PASSAGE
====
4.2 Chalcopyrite and pyrite Re-Os isotopic composition
Tab.3 and Tab.4 present the Re-Os isotopic compositions of chalcopyrite and pyrite from Longwei, respectively. Chalcopyrite from the Longwei vein-type ores comprised 13.87–318.41 ppt Re and 0.255–2.964 ppt Os, and its 187Re/188Os ratio ranged between 227.58 and 3313.98. All the five samples displayed the 187Re/188Os isochron age of 243 ± 18 Ma (MSWD = 0.45), with an initial 187Os/188Os ratio of 8.5 ± 0.624 (Fig.3).
The pyrite samples separated from the Longwei vein-type ores have 115.16–262.9 ppt Re and 0.467–1.487 ppt Os, with 187Re/188Os ratios between 1082.95 and 6512.37. Re-Os isochron age of five pyrite samples is 417 ± 25 Ma (MSWD = 0.92), with initial 187Os/188Os of 2.37 ± 0.68 (Fig.4).
Re and Os contents in chalcopyrite and pyrite are low, because of which the isochronal age may not be precisely determined. Several studies have reported Re-Os dating data for chalcopyrite, pyrite, and pyrrhotite, and these data exhibit a large variation. For example, in sulphide ores in Dabaoshan, Guangdong, Re-Os isochron ages for pyrrhotite and chalcopyrite were determined to be 410 ± 16 Ma and 243 ± 41 Ma, respectively (
Ying et al., 2017). In the Ashele copper-lead mine in Xinjiang, the Re-Os isochron age for chalcopyrite was determined to be 342 ± 11 Ma (
Gao et al., 2019). The Re-Os isochron age for Dahongshan chalcopyrite was reported to be 1115 ± 28 Ma (
Jin et al., 2017), whereas that for Tibet Dangxiong pyrrhotite was reported to be 309 ± 31 Ma (
Cui et al., 2011). The values of 432 ± 23 Ma and 442 ± 17 Ma have been reported for pyrite in Tuolugou cobalt (gold) deposit in Qinghai (
Feng et al., 2006) and that of 309 ± 31 Ma has been reported for pyrrhotite in the Lawu copper deposit in Tibet (
Cui et al., 2011). Magmatic, tectonic, and hydrothermal activities in the Dayaoshan area have occurred during multiple periods, which impact the Re-Os isotope dating of chalcopyrite and pyrite, and thus, their Re-Os isochron age should not be deduced based only on data. Accordingly, the mineralisation laws of rock minerals and regional magma are discussed in this study.
====
DATASET CONTENT
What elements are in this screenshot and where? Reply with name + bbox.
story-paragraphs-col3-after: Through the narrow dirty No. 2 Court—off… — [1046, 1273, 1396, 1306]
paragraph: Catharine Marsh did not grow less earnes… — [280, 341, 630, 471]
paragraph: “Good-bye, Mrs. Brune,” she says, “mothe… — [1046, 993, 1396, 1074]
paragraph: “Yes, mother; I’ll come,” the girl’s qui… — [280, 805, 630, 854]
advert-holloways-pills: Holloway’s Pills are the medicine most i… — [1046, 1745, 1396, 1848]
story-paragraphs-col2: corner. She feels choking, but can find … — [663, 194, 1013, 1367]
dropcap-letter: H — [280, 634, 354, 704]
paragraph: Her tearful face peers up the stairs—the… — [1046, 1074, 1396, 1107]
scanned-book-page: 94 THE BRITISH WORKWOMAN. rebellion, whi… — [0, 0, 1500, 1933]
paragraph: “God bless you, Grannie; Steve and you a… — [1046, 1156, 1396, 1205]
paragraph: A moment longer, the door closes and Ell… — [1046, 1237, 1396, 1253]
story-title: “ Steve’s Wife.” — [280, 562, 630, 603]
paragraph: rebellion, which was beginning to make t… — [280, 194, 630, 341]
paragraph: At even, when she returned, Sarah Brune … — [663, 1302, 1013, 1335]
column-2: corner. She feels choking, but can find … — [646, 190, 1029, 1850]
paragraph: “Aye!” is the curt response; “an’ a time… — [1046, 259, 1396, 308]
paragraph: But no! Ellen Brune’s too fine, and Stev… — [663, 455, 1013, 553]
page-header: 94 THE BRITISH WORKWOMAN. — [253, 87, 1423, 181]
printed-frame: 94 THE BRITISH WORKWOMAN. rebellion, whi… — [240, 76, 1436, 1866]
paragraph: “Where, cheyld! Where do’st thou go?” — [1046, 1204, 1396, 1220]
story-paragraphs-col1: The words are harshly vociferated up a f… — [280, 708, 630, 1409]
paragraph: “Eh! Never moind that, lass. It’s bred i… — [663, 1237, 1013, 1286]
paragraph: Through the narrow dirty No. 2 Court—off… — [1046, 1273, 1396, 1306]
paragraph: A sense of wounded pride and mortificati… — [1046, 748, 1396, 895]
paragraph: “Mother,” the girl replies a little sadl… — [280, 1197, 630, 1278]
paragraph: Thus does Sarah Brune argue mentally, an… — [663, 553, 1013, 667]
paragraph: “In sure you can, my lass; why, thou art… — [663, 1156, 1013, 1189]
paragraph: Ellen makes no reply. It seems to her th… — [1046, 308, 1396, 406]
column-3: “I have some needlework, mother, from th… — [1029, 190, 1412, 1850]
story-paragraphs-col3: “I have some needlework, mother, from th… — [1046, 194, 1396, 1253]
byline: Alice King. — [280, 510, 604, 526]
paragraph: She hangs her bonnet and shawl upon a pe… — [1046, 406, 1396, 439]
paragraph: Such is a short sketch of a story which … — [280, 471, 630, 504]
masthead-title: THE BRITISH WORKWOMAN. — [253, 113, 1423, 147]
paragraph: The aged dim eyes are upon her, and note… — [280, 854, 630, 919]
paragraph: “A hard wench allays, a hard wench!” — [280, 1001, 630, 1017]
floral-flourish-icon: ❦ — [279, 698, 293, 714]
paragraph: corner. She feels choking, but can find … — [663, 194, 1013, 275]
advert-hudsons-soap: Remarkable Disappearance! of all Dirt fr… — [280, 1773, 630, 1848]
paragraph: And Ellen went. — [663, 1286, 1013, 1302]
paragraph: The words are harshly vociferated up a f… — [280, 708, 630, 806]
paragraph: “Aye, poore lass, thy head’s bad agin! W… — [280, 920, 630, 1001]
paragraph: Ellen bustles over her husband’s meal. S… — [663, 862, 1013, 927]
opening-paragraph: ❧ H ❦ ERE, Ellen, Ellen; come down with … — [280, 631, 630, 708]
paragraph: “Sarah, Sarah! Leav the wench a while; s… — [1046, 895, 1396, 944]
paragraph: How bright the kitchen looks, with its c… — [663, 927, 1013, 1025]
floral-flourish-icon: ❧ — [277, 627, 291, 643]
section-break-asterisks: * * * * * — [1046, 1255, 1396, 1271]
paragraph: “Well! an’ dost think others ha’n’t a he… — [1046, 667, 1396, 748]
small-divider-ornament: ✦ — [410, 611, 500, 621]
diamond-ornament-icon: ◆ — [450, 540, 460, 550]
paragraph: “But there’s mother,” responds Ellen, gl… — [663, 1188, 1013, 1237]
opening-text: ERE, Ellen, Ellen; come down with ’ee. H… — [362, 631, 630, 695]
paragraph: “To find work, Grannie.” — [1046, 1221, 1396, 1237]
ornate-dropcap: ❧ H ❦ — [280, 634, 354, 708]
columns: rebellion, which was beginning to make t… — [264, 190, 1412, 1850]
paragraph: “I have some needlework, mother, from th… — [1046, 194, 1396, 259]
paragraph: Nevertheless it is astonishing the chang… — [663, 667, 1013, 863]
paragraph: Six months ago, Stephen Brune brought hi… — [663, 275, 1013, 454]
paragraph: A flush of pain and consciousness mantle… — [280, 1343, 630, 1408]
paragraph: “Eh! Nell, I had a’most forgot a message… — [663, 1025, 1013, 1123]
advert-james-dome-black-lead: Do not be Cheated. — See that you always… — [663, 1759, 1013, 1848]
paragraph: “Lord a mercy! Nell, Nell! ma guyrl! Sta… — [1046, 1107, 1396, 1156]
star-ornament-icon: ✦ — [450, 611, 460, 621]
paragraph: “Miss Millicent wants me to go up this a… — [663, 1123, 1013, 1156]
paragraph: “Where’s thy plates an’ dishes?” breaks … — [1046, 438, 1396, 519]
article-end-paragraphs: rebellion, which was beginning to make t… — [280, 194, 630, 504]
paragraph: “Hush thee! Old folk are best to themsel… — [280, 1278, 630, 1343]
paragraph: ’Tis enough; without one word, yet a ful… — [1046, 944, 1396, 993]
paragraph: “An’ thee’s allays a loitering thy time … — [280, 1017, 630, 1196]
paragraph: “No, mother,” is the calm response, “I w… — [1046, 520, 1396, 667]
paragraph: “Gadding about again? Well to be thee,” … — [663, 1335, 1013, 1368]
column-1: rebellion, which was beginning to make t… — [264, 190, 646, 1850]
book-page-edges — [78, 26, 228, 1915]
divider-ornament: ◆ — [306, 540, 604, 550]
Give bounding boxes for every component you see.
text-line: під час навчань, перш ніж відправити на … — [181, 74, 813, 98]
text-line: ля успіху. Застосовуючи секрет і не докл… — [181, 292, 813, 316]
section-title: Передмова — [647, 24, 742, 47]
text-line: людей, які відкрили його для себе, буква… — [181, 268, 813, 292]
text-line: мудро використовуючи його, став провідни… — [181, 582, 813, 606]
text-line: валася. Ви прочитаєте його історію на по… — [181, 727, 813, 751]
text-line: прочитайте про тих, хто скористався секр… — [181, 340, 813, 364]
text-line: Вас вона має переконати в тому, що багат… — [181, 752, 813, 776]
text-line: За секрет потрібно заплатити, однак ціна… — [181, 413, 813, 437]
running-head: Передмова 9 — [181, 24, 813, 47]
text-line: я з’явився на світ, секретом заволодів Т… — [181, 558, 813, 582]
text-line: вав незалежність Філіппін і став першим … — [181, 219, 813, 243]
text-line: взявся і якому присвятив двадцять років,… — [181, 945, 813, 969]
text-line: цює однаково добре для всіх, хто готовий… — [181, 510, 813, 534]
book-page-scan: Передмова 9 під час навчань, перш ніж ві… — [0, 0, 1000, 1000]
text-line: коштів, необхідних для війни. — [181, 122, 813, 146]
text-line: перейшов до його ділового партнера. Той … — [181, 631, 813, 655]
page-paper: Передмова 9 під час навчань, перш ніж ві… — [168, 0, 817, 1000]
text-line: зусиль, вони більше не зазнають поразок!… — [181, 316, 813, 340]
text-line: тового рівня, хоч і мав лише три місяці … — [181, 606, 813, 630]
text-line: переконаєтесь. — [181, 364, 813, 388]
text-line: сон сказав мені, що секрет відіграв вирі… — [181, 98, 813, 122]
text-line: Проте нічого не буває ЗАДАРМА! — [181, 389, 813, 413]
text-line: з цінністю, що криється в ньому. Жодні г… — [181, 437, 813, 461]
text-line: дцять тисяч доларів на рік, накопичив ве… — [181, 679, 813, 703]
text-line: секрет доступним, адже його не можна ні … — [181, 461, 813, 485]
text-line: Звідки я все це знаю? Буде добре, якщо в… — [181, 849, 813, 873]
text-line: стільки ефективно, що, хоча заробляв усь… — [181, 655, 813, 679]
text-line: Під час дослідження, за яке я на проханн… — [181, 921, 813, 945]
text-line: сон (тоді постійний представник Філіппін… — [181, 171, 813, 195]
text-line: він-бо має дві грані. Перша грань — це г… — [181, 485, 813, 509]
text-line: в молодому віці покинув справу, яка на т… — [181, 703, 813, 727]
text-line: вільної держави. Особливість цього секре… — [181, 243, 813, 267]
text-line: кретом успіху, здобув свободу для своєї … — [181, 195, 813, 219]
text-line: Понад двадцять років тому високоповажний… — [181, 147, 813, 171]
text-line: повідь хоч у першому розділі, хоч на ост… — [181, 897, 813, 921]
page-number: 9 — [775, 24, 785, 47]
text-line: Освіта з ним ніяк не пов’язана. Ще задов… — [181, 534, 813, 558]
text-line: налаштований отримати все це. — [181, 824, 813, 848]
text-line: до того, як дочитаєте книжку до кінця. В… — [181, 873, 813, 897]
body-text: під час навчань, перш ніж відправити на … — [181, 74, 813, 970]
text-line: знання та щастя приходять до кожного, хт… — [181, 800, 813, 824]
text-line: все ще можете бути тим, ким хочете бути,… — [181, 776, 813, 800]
====
TASKS AND EXERCISES
- a) Summarize the Re-Os passage in two sentences.
- b) From the Re-Os passage, pull out the text between "4.2 Chalcopyrite and" and "2.37 ± 0.68 (Fig.4).", inclusive.

ANSWERS PER TASK
- a) Chalcopyrite from the Longwei vein-type ores gave a Re-Os isochron age of 243 ± 18 Ma, and pyrite from the same ores gave 417 ± 25 Ma. Re and Os contents in both minerals are low, and the Dayaoshan area saw magmatic, tectonic, and hydrothermal activity over multiple periods, so these ages may not be precise and should not be deduced from the data alone.

- b)
4.2 Chalcopyrite and pyrite Re-Os isotopic composition
Tab.3 and Tab.4 present the Re-Os isotopic compositions of chalcopyrite and pyrite from Longwei, respectively. Chalcopyrite from the Longwei vein-type ores comprised 13.87–318.41 ppt Re and 0.255–2.964 ppt Os, and its 187Re/188Os ratio ranged between 227.58 and 3313.98. All the five samples displayed the 187Re/188Os isochron age of 243 ± 18 Ma (MSWD = 0.45), with an initial 187Os/188Os ratio of 8.5 ± 0.624 (Fig.3).
The pyrite samples separated from the Longwei vein-type ores have 115.16–262.9 ppt Re and 0.467–1.487 ppt Os, with 187Re/188Os ratios between 1082.95 and 6512.37. Re-Os isochron age of five pyrite samples is 417 ± 25 Ma (MSWD = 0.92), with initial 187Os/188Os of 2.37 ± 0.68 (Fig.4).